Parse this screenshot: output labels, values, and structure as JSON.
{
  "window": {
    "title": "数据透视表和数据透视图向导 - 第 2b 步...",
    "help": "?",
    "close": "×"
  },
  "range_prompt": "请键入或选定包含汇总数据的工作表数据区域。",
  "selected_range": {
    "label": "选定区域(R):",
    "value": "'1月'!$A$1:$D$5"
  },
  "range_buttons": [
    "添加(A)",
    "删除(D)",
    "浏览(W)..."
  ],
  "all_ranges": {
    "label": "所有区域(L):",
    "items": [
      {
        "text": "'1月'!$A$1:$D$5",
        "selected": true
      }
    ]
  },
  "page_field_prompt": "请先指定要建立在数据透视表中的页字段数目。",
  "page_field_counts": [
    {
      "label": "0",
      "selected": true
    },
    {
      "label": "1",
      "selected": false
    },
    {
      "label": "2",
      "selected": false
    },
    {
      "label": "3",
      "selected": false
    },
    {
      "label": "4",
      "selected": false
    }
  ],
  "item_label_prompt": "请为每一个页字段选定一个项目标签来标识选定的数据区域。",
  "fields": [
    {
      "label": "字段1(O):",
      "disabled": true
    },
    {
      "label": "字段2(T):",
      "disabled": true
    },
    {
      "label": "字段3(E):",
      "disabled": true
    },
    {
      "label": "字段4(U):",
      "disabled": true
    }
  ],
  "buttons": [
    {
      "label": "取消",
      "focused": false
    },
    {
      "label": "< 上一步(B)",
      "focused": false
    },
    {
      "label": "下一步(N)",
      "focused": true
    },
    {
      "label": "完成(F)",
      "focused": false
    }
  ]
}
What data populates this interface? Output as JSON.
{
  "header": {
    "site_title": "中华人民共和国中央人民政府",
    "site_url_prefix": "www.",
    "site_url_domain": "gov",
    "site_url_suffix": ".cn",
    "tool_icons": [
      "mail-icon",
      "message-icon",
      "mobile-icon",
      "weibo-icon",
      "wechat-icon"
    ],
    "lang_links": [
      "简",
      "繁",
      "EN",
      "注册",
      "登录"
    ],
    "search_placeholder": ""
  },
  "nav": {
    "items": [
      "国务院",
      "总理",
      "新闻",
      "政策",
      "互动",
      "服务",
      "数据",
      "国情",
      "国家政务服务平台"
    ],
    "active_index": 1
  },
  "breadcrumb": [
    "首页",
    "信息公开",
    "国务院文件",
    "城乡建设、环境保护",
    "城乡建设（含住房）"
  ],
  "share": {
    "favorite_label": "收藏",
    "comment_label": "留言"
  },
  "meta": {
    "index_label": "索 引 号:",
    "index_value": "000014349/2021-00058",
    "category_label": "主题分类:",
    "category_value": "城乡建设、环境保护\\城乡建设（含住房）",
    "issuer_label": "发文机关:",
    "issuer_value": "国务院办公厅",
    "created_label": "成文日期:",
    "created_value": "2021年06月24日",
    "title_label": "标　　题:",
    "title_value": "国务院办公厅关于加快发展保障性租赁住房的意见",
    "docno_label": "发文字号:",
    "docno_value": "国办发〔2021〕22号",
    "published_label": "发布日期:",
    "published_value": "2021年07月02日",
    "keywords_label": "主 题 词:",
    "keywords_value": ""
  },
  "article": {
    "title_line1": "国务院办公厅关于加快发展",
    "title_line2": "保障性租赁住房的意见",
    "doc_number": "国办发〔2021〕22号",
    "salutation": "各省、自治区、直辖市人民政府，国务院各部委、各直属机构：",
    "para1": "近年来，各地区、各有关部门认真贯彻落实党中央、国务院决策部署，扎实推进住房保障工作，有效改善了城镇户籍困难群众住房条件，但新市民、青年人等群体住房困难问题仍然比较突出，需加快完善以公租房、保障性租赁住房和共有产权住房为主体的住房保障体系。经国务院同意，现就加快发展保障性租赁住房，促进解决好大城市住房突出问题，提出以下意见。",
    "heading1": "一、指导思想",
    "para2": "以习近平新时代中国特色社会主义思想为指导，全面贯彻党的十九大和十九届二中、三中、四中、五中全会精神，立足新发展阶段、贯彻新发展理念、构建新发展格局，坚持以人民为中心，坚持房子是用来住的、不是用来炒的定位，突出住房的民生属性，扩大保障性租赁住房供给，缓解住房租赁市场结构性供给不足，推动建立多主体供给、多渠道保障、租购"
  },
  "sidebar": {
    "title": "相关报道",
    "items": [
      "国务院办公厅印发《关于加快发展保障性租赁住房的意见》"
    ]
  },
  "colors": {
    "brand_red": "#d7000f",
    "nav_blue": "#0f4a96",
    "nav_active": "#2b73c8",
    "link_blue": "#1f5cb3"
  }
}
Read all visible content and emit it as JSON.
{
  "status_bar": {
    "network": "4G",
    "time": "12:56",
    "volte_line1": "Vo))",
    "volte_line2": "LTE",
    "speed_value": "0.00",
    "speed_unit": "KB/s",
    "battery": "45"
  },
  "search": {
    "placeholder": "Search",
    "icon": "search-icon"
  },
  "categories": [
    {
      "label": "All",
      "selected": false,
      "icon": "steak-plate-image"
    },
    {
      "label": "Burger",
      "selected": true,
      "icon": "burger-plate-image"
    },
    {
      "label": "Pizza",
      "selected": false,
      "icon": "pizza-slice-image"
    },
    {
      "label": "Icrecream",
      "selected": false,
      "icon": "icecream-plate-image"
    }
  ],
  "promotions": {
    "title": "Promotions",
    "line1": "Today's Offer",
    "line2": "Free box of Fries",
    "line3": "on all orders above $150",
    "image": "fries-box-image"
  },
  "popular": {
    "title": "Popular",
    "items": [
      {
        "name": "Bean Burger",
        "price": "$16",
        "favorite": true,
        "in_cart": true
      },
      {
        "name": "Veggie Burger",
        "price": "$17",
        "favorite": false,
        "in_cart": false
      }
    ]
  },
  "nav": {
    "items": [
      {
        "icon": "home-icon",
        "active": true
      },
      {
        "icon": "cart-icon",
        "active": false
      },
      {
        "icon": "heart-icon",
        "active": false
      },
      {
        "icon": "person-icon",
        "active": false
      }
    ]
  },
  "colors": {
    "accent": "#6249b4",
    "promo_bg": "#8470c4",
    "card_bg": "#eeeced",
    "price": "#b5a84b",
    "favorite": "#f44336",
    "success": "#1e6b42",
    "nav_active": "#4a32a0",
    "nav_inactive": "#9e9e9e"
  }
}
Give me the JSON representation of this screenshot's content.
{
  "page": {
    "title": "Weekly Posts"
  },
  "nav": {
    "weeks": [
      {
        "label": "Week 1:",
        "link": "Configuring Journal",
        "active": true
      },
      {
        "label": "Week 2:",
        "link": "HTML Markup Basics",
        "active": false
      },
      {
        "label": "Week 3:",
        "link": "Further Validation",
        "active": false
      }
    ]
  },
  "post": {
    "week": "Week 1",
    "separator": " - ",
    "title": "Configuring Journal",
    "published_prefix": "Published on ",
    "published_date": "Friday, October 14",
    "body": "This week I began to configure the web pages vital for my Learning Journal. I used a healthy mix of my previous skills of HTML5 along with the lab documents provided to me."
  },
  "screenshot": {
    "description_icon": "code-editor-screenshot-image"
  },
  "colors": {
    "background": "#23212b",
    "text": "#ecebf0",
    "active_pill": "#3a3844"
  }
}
____________
→ **TASK TO CARRY OUT**: Extract from the material all lines containing the string "content".

→ **RESPONSE TO THE EXERCISE**:
Read all visible content and emit it as JSON.
Give me the JSON representation of this screenshot's content.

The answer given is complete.